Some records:
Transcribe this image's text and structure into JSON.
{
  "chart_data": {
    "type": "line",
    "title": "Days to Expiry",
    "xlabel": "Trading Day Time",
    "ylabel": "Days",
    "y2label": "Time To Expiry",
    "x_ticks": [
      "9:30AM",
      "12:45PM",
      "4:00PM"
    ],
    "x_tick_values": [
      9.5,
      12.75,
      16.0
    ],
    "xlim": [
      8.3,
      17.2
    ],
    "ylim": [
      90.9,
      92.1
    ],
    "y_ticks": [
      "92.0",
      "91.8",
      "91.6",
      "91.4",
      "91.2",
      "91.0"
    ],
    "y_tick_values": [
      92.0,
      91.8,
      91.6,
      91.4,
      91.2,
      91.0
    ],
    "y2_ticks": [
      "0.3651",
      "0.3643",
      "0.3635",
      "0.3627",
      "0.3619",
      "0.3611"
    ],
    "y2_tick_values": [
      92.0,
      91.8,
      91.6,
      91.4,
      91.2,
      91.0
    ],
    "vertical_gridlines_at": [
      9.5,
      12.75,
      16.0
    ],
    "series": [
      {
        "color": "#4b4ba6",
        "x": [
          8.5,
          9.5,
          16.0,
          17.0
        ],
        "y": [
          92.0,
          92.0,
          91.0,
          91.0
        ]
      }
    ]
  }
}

• _Required task_: Extract all lines as given.

• _Answer below_:
Transcribe this image's text and structure into JSON.
{
  "chart_data": {
    "type": "line",
    "title": "Days to Expiry",
    "xlabel": "Trading Day Time",
    "ylabel": "Days",
    "y2label": "Time To Expiry",
    "x_ticks": [
      "9:30AM",
      "12:45PM",
      "4:00PM"
    ],
    "x_tick_values": [
      9.5,
      12.75,
      16.0
    ],
    "xlim": [
      8.3,
      17.2
    ],
    "ylim": [
      90.9,
      92.1
    ],
    "y_ticks": [
      "92.0",
      "91.8",
      "91.6",
      "91.4",
      "91.2",
      "91.0"
    ],
    "y_tick_values": [
      92.0,
      91.8,
      91.6,
      91.4,
      91.2,
      91.0
    ],
    "y2_ticks": [
      "0.3651",
      "0.3643",
      "0.3635",
      "0.3627",
      "0.3619",
      "0.3611"
    ],
    "y2_tick_values": [
      92.0,
      91.8,
      91.6,
      91.4,
      91.2,
      91.0
    ],
    "vertical_gridlines_at": [
      9.5,
      12.75,
      16.0
    ],
    "series": [
      {
        "color": "#4b4ba6",
        "x": [
          8.5,
          9.5,
          16.0,
          17.0
        ],
        "y": [
          92.0,
          92.0,
          91.0,
          91.0
        ]
      }
    ]
  }
}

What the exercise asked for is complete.